● **Written problem**
The records that follow need to be output exactly as they are.

** START Extracted data **

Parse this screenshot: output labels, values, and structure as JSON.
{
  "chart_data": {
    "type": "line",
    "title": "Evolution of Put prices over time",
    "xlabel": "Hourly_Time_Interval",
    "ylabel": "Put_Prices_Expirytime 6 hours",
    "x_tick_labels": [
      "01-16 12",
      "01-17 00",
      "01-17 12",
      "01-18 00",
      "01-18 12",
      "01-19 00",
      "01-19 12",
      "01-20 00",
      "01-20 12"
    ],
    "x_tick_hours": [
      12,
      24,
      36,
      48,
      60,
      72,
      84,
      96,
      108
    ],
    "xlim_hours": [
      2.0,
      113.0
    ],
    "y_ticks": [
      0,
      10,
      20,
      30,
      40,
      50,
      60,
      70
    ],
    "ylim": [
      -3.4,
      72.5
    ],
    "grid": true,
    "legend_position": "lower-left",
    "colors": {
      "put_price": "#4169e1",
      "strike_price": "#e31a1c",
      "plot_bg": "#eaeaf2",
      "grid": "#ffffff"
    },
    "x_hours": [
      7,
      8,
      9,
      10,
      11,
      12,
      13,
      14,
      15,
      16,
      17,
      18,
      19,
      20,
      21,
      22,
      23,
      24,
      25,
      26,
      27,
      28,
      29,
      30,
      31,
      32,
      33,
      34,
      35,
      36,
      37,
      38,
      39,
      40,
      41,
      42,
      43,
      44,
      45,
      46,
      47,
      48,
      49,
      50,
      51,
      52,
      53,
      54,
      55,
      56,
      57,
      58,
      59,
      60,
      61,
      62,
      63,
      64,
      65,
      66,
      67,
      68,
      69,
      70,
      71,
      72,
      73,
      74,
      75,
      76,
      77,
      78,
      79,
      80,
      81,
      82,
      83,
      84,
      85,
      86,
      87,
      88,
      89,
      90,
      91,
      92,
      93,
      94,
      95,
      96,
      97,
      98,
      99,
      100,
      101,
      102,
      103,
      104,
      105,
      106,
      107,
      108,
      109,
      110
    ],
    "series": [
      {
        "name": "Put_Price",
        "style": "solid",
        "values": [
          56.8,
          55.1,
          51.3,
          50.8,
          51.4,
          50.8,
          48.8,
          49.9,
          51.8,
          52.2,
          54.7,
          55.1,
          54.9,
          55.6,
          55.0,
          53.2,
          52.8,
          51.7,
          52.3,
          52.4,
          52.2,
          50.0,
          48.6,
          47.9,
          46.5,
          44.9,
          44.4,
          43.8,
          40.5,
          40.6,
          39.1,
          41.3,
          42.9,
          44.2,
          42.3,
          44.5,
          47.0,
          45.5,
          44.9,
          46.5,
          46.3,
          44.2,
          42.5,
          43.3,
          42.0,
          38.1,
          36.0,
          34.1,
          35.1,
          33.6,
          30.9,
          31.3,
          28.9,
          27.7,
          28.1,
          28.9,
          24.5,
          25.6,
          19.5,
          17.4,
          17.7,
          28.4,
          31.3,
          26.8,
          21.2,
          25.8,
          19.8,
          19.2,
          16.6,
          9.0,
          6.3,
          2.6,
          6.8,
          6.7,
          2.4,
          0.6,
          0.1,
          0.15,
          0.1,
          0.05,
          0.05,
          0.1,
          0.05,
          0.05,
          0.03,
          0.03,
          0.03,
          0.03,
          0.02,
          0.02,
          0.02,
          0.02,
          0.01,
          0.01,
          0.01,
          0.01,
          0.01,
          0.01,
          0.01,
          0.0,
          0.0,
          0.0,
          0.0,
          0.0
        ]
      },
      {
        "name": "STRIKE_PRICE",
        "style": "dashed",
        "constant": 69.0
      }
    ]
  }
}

** END Extracted data **

● **Expected answer**
Parse this screenshot: output labels, values, and structure as JSON.
{
  "chart_data": {
    "type": "line",
    "title": "Evolution of Put prices over time",
    "xlabel": "Hourly_Time_Interval",
    "ylabel": "Put_Prices_Expirytime 6 hours",
    "x_tick_labels": [
      "01-16 12",
      "01-17 00",
      "01-17 12",
      "01-18 00",
      "01-18 12",
      "01-19 00",
      "01-19 12",
      "01-20 00",
      "01-20 12"
    ],
    "x_tick_hours": [
      12,
      24,
      36,
      48,
      60,
      72,
      84,
      96,
      108
    ],
    "xlim_hours": [
      2.0,
      113.0
    ],
    "y_ticks": [
      0,
      10,
      20,
      30,
      40,
      50,
      60,
      70
    ],
    "ylim": [
      -3.4,
      72.5
    ],
    "grid": true,
    "legend_position": "lower-left",
    "colors": {
      "put_price": "#4169e1",
      "strike_price": "#e31a1c",
      "plot_bg": "#eaeaf2",
      "grid": "#ffffff"
    },
    "x_hours": [
      7,
      8,
      9,
      10,
      11,
      12,
      13,
      14,
      15,
      16,
      17,
      18,
      19,
      20,
      21,
      22,
      23,
      24,
      25,
      26,
      27,
      28,
      29,
      30,
      31,
      32,
      33,
      34,
      35,
      36,
      37,
      38,
      39,
      40,
      41,
      42,
      43,
      44,
      45,
      46,
      47,
      48,
      49,
      50,
      51,
      52,
      53,
      54,
      55,
      56,
      57,
      58,
      59,
      60,
      61,
      62,
      63,
      64,
      65,
      66,
      67,
      68,
      69,
      70,
      71,
      72,
      73,
      74,
      75,
      76,
      77,
      78,
      79,
      80,
      81,
      82,
      83,
      84,
      85,
      86,
      87,
      88,
      89,
      90,
      91,
      92,
      93,
      94,
      95,
      96,
      97,
      98,
      99,
      100,
      101,
      102,
      103,
      104,
      105,
      106,
      107,
      108,
      109,
      110
    ],
    "series": [
      {
        "name": "Put_Price",
        "style": "solid",
        "values": [
          56.8,
          55.1,
          51.3,
          50.8,
          51.4,
          50.8,
          48.8,
          49.9,
          51.8,
          52.2,
          54.7,
          55.1,
          54.9,
          55.6,
          55.0,
          53.2,
          52.8,
          51.7,
          52.3,
          52.4,
          52.2,
          50.0,
          48.6,
          47.9,
          46.5,
          44.9,
          44.4,
          43.8,
          40.5,
          40.6,
          39.1,
          41.3,
          42.9,
          44.2,
          42.3,
          44.5,
          47.0,
          45.5,
          44.9,
          46.5,
          46.3,
          44.2,
          42.5,
          43.3,
          42.0,
          38.1,
          36.0,
          34.1,
          35.1,
          33.6,
          30.9,
          31.3,
          28.9,
          27.7,
          28.1,
          28.9,
          24.5,
          25.6,
          19.5,
          17.4,
          17.7,
          28.4,
          31.3,
          26.8,
          21.2,
          25.8,
          19.8,
          19.2,
          16.6,
          9.0,
          6.3,
          2.6,
          6.8,
          6.7,
          2.4,
          0.6,
          0.1,
          0.15,
          0.1,
          0.05,
          0.05,
          0.1,
          0.05,
          0.05,
          0.03,
          0.03,
          0.03,
          0.03,
          0.02,
          0.02,
          0.02,
          0.02,
          0.01,
          0.01,
          0.01,
          0.01,
          0.01,
          0.01,
          0.01,
          0.0,
          0.0,
          0.0,
          0.0,
          0.0
        ]
      },
      {
        "name": "STRIKE_PRICE",
        "style": "dashed",
        "constant": 69.0
      }
    ]
  }
}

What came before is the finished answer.